» **WRITTEN TASK**: Write out the data below in full. Keep it exact.

» **INFORMATION SHOWN**:
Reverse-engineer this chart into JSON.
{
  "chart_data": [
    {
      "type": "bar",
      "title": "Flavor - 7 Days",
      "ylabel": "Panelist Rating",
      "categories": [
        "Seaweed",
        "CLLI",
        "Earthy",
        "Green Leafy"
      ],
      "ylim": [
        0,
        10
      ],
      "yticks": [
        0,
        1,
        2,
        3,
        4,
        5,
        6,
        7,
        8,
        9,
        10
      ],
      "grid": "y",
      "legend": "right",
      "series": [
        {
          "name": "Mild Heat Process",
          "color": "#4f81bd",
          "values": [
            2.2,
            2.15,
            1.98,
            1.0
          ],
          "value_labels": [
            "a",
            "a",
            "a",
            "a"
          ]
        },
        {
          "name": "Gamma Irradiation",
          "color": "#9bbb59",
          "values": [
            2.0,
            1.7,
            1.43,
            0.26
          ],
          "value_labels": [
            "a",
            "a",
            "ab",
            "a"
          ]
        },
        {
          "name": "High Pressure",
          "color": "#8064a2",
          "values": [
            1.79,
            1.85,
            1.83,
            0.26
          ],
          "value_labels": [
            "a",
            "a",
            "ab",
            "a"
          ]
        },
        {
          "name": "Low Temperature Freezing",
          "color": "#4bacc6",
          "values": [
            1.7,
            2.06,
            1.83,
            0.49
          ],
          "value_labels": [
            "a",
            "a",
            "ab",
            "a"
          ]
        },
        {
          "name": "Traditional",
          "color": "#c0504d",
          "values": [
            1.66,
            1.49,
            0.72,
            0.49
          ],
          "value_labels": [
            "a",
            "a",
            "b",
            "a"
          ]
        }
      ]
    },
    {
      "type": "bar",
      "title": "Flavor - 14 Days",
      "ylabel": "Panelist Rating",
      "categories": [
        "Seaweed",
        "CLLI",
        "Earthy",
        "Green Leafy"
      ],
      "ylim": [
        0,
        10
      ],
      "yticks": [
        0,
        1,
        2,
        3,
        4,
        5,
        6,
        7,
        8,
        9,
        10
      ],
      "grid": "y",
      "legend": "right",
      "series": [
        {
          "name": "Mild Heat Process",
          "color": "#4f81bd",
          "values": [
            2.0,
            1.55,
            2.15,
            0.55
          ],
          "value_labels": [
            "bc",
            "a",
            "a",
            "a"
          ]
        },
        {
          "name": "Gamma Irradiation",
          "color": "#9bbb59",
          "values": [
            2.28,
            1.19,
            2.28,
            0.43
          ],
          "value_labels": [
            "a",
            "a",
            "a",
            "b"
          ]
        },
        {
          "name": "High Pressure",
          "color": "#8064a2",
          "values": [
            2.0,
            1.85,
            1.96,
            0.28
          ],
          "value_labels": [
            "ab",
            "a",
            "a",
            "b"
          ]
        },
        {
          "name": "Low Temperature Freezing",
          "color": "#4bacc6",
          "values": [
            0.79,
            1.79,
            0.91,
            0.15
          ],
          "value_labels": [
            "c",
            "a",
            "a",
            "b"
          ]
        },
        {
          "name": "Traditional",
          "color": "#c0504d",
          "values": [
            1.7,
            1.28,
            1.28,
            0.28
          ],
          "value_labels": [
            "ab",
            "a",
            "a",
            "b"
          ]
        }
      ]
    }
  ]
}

» **FINISHED EXERCISE**:
Reverse-engineer this chart into JSON.
{
  "chart_data": [
    {
      "type": "bar",
      "title": "Flavor - 7 Days",
      "ylabel": "Panelist Rating",
      "categories": [
        "Seaweed",
        "CLLI",
        "Earthy",
        "Green Leafy"
      ],
      "ylim": [
        0,
        10
      ],
      "yticks": [
        0,
        1,
        2,
        3,
        4,
        5,
        6,
        7,
        8,
        9,
        10
      ],
      "grid": "y",
      "legend": "right",
      "series": [
        {
          "name": "Mild Heat Process",
          "color": "#4f81bd",
          "values": [
            2.2,
            2.15,
            1.98,
            1.0
          ],
          "value_labels": [
            "a",
            "a",
            "a",
            "a"
          ]
        },
        {
          "name": "Gamma Irradiation",
          "color": "#9bbb59",
          "values": [
            2.0,
            1.7,
            1.43,
            0.26
          ],
          "value_labels": [
            "a",
            "a",
            "ab",
            "a"
          ]
        },
        {
          "name": "High Pressure",
          "color": "#8064a2",
          "values": [
            1.79,
            1.85,
            1.83,
            0.26
          ],
          "value_labels": [
            "a",
            "a",
            "ab",
            "a"
          ]
        },
        {
          "name": "Low Temperature Freezing",
          "color": "#4bacc6",
          "values": [
            1.7,
            2.06,
            1.83,
            0.49
          ],
          "value_labels": [
            "a",
            "a",
            "ab",
            "a"
          ]
        },
        {
          "name": "Traditional",
          "color": "#c0504d",
          "values": [
            1.66,
            1.49,
            0.72,
            0.49
          ],
          "value_labels": [
            "a",
            "a",
            "b",
            "a"
          ]
        }
      ]
    },
    {
      "type": "bar",
      "title": "Flavor - 14 Days",
      "ylabel": "Panelist Rating",
      "categories": [
        "Seaweed",
        "CLLI",
        "Earthy",
        "Green Leafy"
      ],
      "ylim": [
        0,
        10
      ],
      "yticks": [
        0,
        1,
        2,
        3,
        4,
        5,
        6,
        7,
        8,
        9,
        10
      ],
      "grid": "y",
      "legend": "right",
      "series": [
        {
          "name": "Mild Heat Process",
          "color": "#4f81bd",
          "values": [
            2.0,
            1.55,
            2.15,
            0.55
          ],
          "value_labels": [
            "bc",
            "a",
            "a",
            "a"
          ]
        },
        {
          "name": "Gamma Irradiation",
          "color": "#9bbb59",
          "values": [
            2.28,
            1.19,
            2.28,
            0.43
          ],
          "value_labels": [
            "a",
            "a",
            "a",
            "b"
          ]
        },
        {
          "name": "High Pressure",
          "color": "#8064a2",
          "values": [
            2.0,
            1.85,
            1.96,
            0.28
          ],
          "value_labels": [
            "ab",
            "a",
            "a",
            "b"
          ]
        },
        {
          "name": "Low Temperature Freezing",
          "color": "#4bacc6",
          "values": [
            0.79,
            1.79,
            0.91,
            0.15
          ],
          "value_labels": [
            "c",
            "a",
            "a",
            "b"
          ]
        },
        {
          "name": "Traditional",
          "color": "#c0504d",
          "values": [
            1.7,
            1.28,
            1.28,
            0.28
          ],
          "value_labels": [
            "ab",
            "a",
            "a",
            "b"
          ]
        }
      ]
    }
  ]
}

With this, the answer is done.